— DATA FOR THIS EXERCISE —
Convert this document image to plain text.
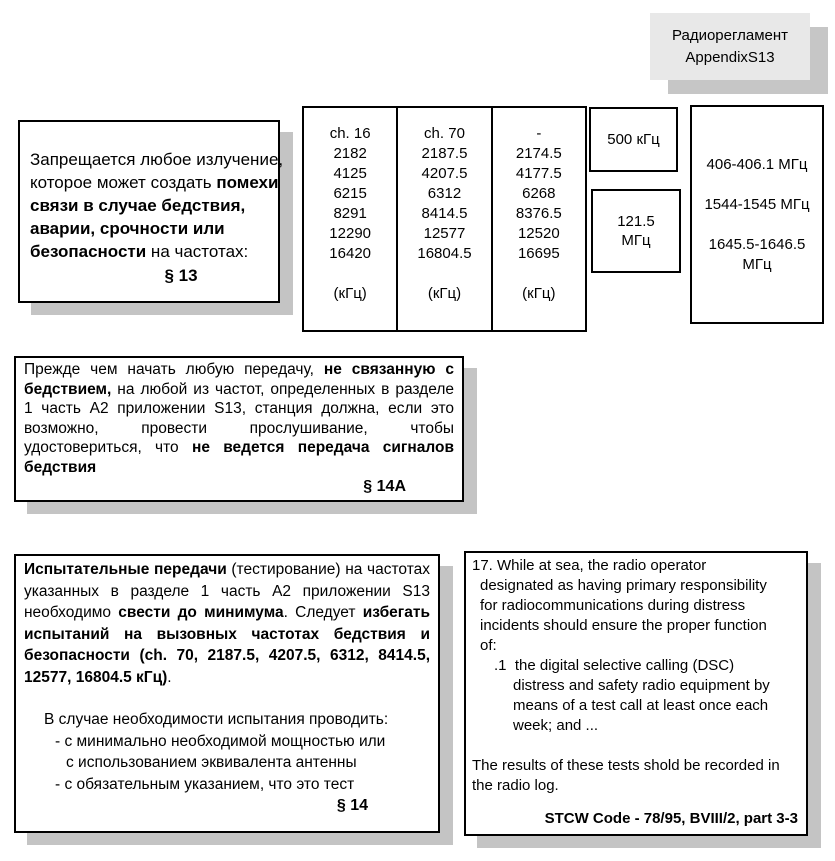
Радиорегламент
AppendixS13
Запрещается любое излучение,
которое может создать помехи
связи в случае бедствия,
аварии, срочности или
безопасности на частотах:
§ 13
ch. 16
2182
4125
6215
8291
12290
16420

(кГц)
ch. 70
2187.5
4207.5
6312
8414.5
12577
16804.5

(кГц)
-
2174.5
4177.5
6268
8376.5
12520
16695

(кГц)
500 кГц
121.5
МГц
406-406.1 МГц
1544-1545 МГц
1645.5-1646.5 МГц
Прежде чем начать любую передачу, не связанную с бедствием, на любой из частот, определенных в разделе 1 часть А2 приложении S13, станция должна, если это возможно, провести прослушивание, чтобы удостовериться, что не ведется передача сигналов бедствия
§ 14А
Испытательные передачи (тестирование) на частотах указанных в разделе 1 часть А2 приложении S13 необходимо свести до минимума. Следует избегать испытаний на вызовных частотах бедствия и безопасности (ch. 70, 2187.5, 4207.5, 6312, 8414.5, 12577, 16804.5 кГц).
В случае необходимости испытания проводить:
- с минимально необходимой мощностью или
с использованием эквивалента антенны
- с обязательным указанием, что это тест
§ 14
17. While at sea, the radio operator designated as having primary responsibility for radiocommunications during distress incidents should ensure the proper function of:
.1  the digital selective calling (DSC) distress and safety radio equipment by means of a test call at least once each week; and ...
The results of these tests shold be recorded in the radio log.
STCW Code - 78/95, BVIII/2, part 3-3
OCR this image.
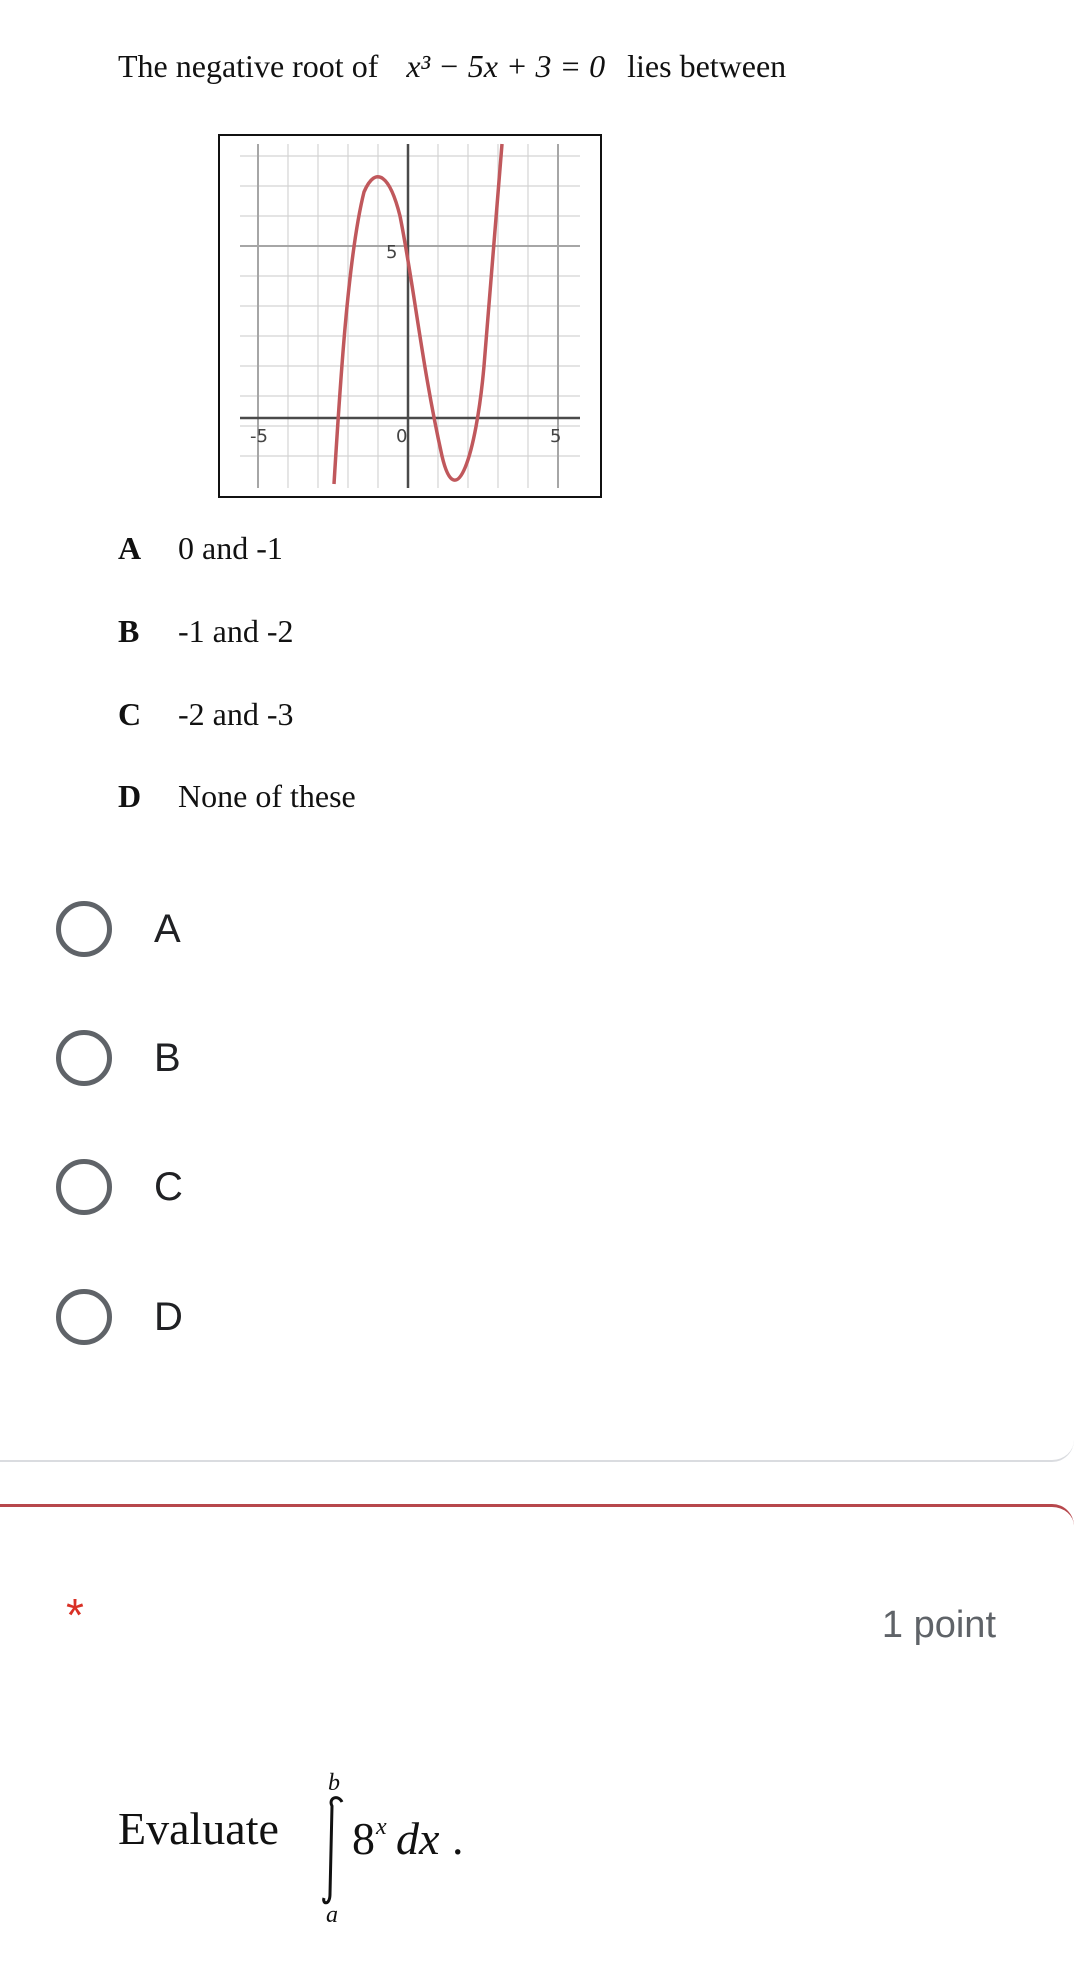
The negative root of x³ − 5x + 3 = 0 lies between
-5	0	5
5
A 0 and -1
B -1 and -2
C -2 and -3
D None of these
A
B
C
D
*	1 point
Evaluate
b
a
8 x dx .
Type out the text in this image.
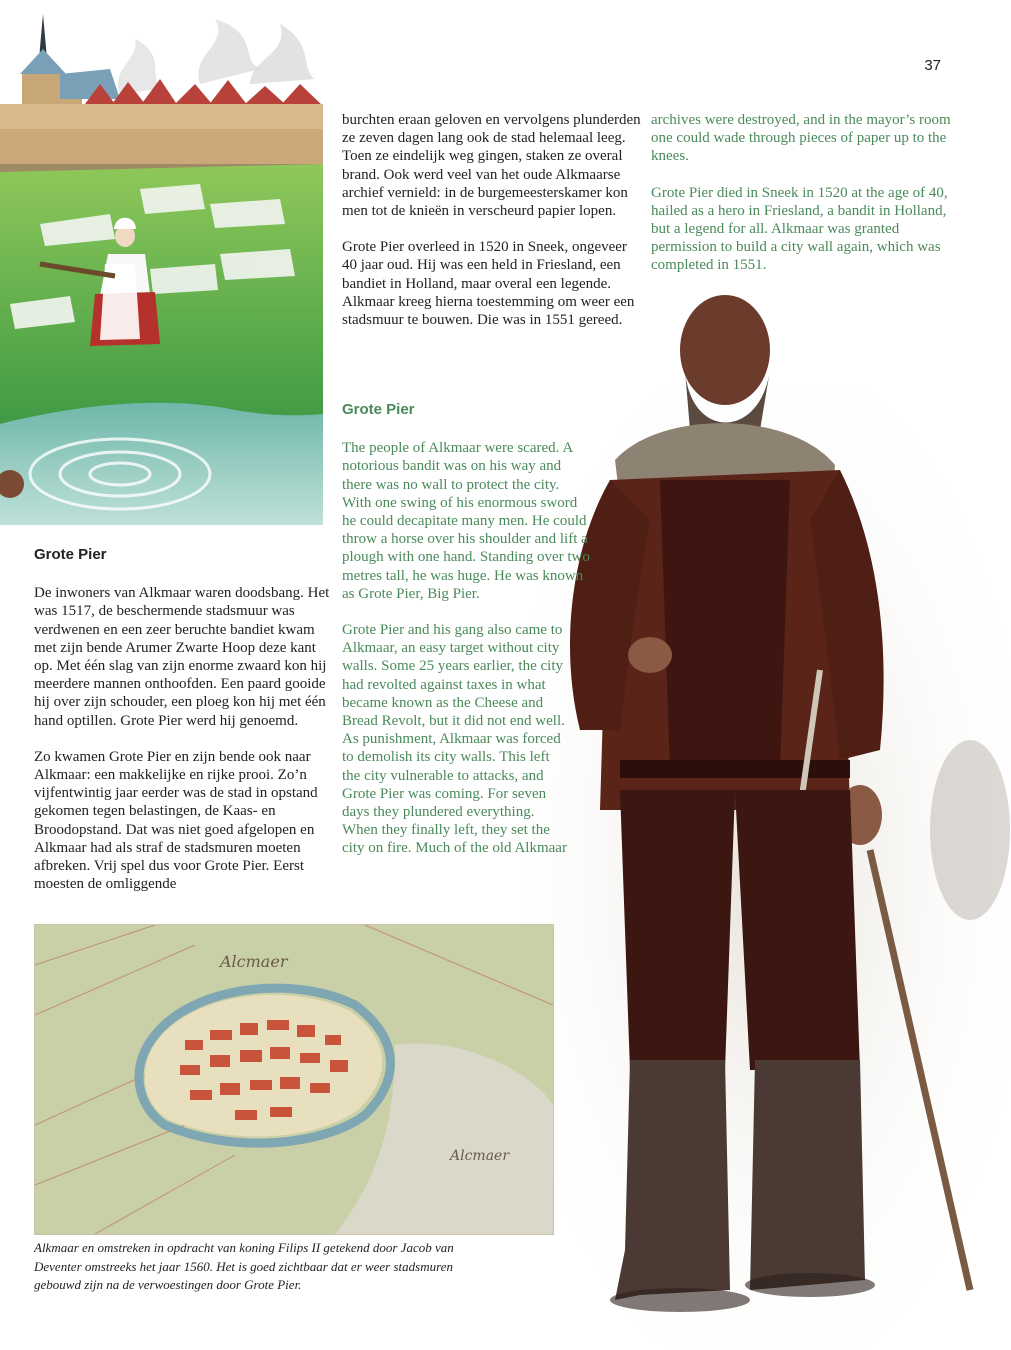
37
Grote Pier

De inwoners van Alkmaar waren doodsbang. Het was 1517, de beschermende stadsmuur was verdwenen en een zeer beruchte bandiet kwam met zijn bende Arumer Zwarte Hoop deze kant op. Met één slag van zijn enorme zwaard kon hij meerdere mannen onthoofden. Een paard gooide hij over zijn schouder, een ploeg kon hij met één hand optillen. Grote Pier werd hij genoemd.

Zo kwamen Grote Pier en zijn bende ook naar Alkmaar: een makkelijke en rijke prooi. Zo’n vijfentwintig jaar eerder was de stad in opstand gekomen tegen belastingen, de Kaas- en Broodopstand. Dat was niet goed afgelopen en Alkmaar had als straf de stadsmuren moeten afbreken. Vrij spel dus voor Grote Pier. Eerst moesten de omliggende

burchten eraan geloven en vervolgens plunderden ze zeven dagen lang ook de stad helemaal leeg. Toen ze eindelijk weg gingen, staken ze overal brand. Ook werd veel van het oude Alkmaarse archief vernield: in de burgemeesterskamer kon men tot de knieën in verscheurd papier lopen.

Grote Pier overleed in 1520 in Sneek, ongeveer 40 jaar oud. Hij was een held in Friesland, een bandiet in Holland, maar overal een legende. Alkmaar kreeg hierna toestemming om weer een stadsmuur te bouwen. Die was in 1551 gereed.

Grote Pier

The people of Alkmaar were scared. A notorious bandit was on his way and there was no wall to protect the city. With one swing of his enormous sword he could decapitate many men. He could throw a horse over his shoulder and lift a plough with one hand. Standing over two metres tall, he was huge. He was known as Grote Pier, Big Pier.

Grote Pier and his gang also came to Alkmaar, an easy target without city walls. Some 25 years earlier, the city had revolted against taxes in what became known as the Cheese and Bread Revolt, but it did not end well. As punishment, Alkmaar was forced to demolish its city walls. This left the city vulnerable to attacks, and Grote Pier was coming. For seven days they plundered everything. When they finally left, they set the city on fire. Much of the old Alkmaar

archives were destroyed, and in the mayor’s room one could wade through pieces of paper up to the knees.

Grote Pier died in Sneek in 1520 at the age of 40, hailed as a hero in Friesland, a bandit in Holland, but a legend for all. Alkmaar was granted permission to build a city wall again, which was completed in 1551.

Alcmaer
Alcmaer
Alkmaar en omstreken in opdracht van koning Filips II getekend door Jacob van Deventer omstreeks het jaar 1560. Het is goed zichtbaar dat er weer stadsmuren gebouwd zijn na de verwoestingen door Grote Pier.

— YOUR INSTRUCTIONS —
Copy every record above exactly, leaving out the pictures.

— ANSWER TO THIS EXERCISE —
Convert this document image to plain text.
Радиорегламент
AppendixS13
Запрещается любое излучение,
которое может создать помехи
связи в случае бедствия,
аварии, срочности или
безопасности на частотах:
§ 13
ch. 16
2182
4125
6215
8291
12290
16420

(кГц)
ch. 70
2187.5
4207.5
6312
8414.5
12577
16804.5

(кГц)
-
2174.5
4177.5
6268
8376.5
12520
16695

(кГц)
500 кГц
121.5
МГц
406-406.1 МГц
1544-1545 МГц
1645.5-1646.5 МГц
Прежде чем начать любую передачу, не связанную с бедствием, на любой из частот, определенных в разделе 1 часть А2 приложении S13, станция должна, если это возможно, провести прослушивание, чтобы удостовериться, что не ведется передача сигналов бедствия
§ 14А
Испытательные передачи (тестирование) на частотах указанных в разделе 1 часть А2 приложении S13 необходимо свести до минимума. Следует избегать испытаний на вызовных частотах бедствия и безопасности (ch. 70, 2187.5, 4207.5, 6312, 8414.5, 12577, 16804.5 кГц).
В случае необходимости испытания проводить:
- с минимально необходимой мощностью или
с использованием эквивалента антенны
- с обязательным указанием, что это тест
§ 14
17. While at sea, the radio operator designated as having primary responsibility for radiocommunications during distress incidents should ensure the proper function of:
.1  the digital selective calling (DSC) distress and safety radio equipment by means of a test call at least once each week; and ...
The results of these tests shold be recorded in the radio log.
STCW Code - 78/95, BVIII/2, part 3-3
OCR this image.
The negative root of x³ − 5x + 3 = 0 lies between
-5	0	5
5
A 0 and -1
B -1 and -2
C -2 and -3
D None of these
A
B
C
D
*	1 point
Evaluate
b
a
8 x dx .
Type out the text in this image.
37
Grote Pier

De inwoners van Alkmaar waren doodsbang. Het was 1517, de beschermende stadsmuur was verdwenen en een zeer beruchte bandiet kwam met zijn bende Arumer Zwarte Hoop deze kant op. Met één slag van zijn enorme zwaard kon hij meerdere mannen onthoofden. Een paard gooide hij over zijn schouder, een ploeg kon hij met één hand optillen. Grote Pier werd hij genoemd.

Zo kwamen Grote Pier en zijn bende ook naar Alkmaar: een makkelijke en rijke prooi. Zo’n vijfentwintig jaar eerder was de stad in opstand gekomen tegen belastingen, de Kaas- en Broodopstand. Dat was niet goed afgelopen en Alkmaar had als straf de stadsmuren moeten afbreken. Vrij spel dus voor Grote Pier. Eerst moesten de omliggende

burchten eraan geloven en vervolgens plunderden ze zeven dagen lang ook de stad helemaal leeg. Toen ze eindelijk weg gingen, staken ze overal brand. Ook werd veel van het oude Alkmaarse archief vernield: in de burgemeesterskamer kon men tot de knieën in verscheurd papier lopen.

Grote Pier overleed in 1520 in Sneek, ongeveer 40 jaar oud. Hij was een held in Friesland, een bandiet in Holland, maar overal een legende. Alkmaar kreeg hierna toestemming om weer een stadsmuur te bouwen. Die was in 1551 gereed.

Grote Pier

The people of Alkmaar were scared. A notorious bandit was on his way and there was no wall to protect the city. With one swing of his enormous sword he could decapitate many men. He could throw a horse over his shoulder and lift a plough with one hand. Standing over two metres tall, he was huge. He was known as Grote Pier, Big Pier.

Grote Pier and his gang also came to Alkmaar, an easy target without city walls. Some 25 years earlier, the city had revolted against taxes in what became known as the Cheese and Bread Revolt, but it did not end well. As punishment, Alkmaar was forced to demolish its city walls. This left the city vulnerable to attacks, and Grote Pier was coming. For seven days they plundered everything. When they finally left, they set the city on fire. Much of the old Alkmaar

archives were destroyed, and in the mayor’s room one could wade through pieces of paper up to the knees.

Grote Pier died in Sneek in 1520 at the age of 40, hailed as a hero in Friesland, a bandit in Holland, but a legend for all. Alkmaar was granted permission to build a city wall again, which was completed in 1551.

Alcmaer
Alcmaer
Alkmaar en omstreken in opdracht van koning Filips II getekend door Jacob van Deventer omstreeks het jaar 1560. Het is goed zichtbaar dat er weer stadsmuren gebouwd zijn na de verwoestingen door Grote Pier.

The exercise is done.